* [What needs to be done]
Pictures don't belong in the copy; print all the records exactly.

==== Task material ====

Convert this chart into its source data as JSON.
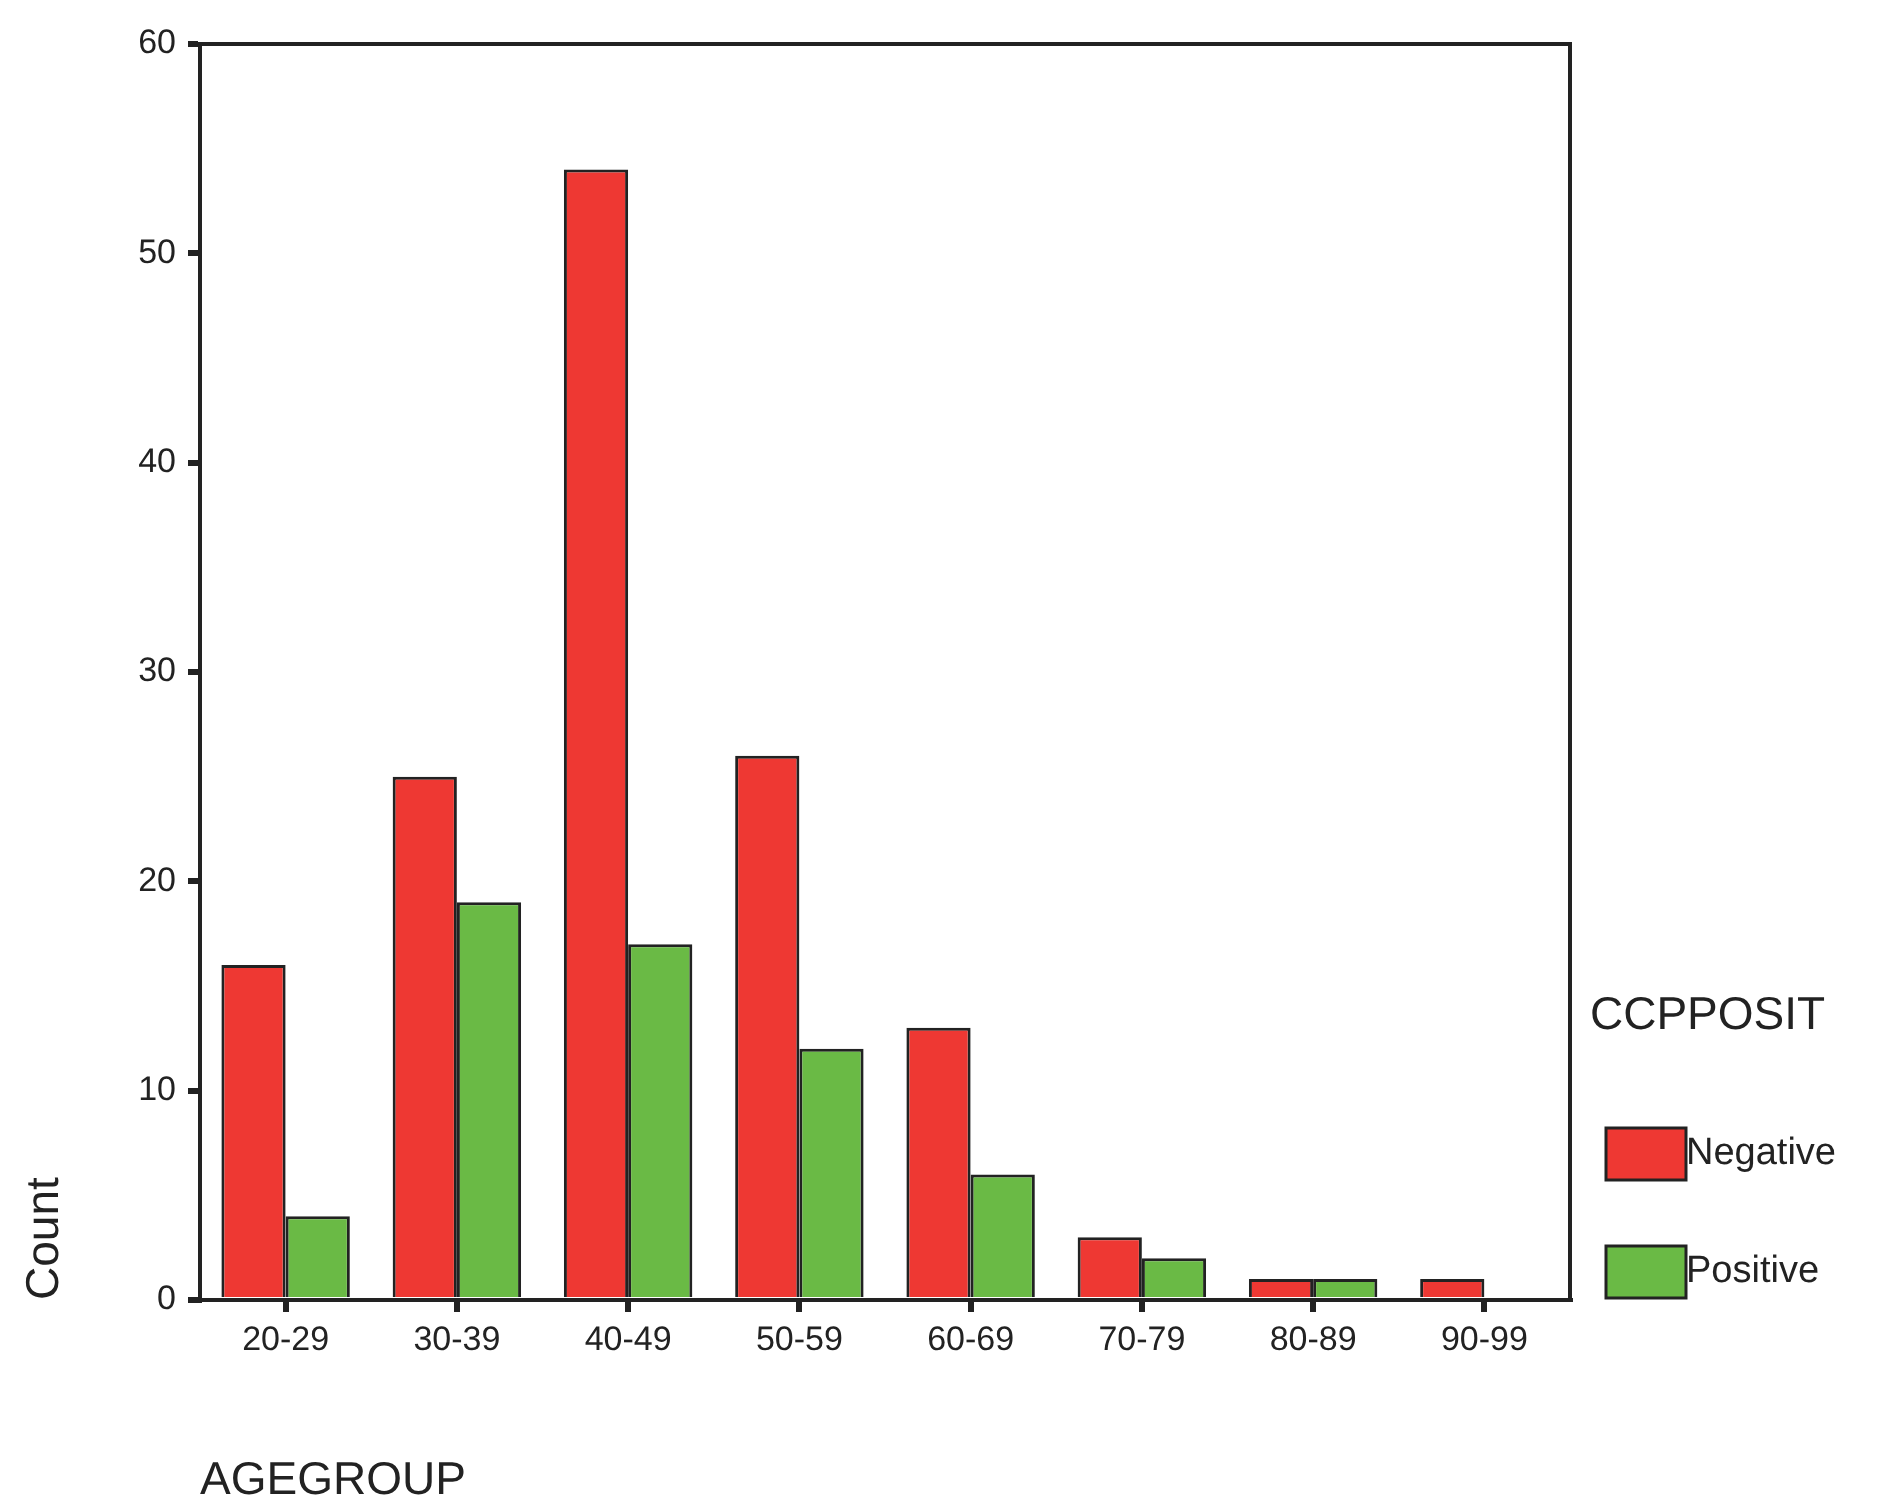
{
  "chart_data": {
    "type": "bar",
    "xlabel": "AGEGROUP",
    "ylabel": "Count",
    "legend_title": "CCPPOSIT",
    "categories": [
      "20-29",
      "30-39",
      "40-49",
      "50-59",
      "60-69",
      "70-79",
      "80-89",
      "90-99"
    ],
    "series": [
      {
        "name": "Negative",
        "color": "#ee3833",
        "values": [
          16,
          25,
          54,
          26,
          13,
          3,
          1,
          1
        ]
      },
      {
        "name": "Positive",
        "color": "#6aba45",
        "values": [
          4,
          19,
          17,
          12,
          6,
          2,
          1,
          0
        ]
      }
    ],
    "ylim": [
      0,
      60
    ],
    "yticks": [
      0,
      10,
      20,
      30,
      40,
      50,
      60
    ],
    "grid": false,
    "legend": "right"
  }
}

====

* [Exercise output]
Convert this chart into its source data as JSON.
{
  "chart_data": {
    "type": "bar",
    "xlabel": "AGEGROUP",
    "ylabel": "Count",
    "legend_title": "CCPPOSIT",
    "categories": [
      "20-29",
      "30-39",
      "40-49",
      "50-59",
      "60-69",
      "70-79",
      "80-89",
      "90-99"
    ],
    "series": [
      {
        "name": "Negative",
        "color": "#ee3833",
        "values": [
          16,
          25,
          54,
          26,
          13,
          3,
          1,
          1
        ]
      },
      {
        "name": "Positive",
        "color": "#6aba45",
        "values": [
          4,
          19,
          17,
          12,
          6,
          2,
          1,
          0
        ]
      }
    ],
    "ylim": [
      0,
      60
    ],
    "yticks": [
      0,
      10,
      20,
      30,
      40,
      50,
      60
    ],
    "grid": false,
    "legend": "right"
  }
}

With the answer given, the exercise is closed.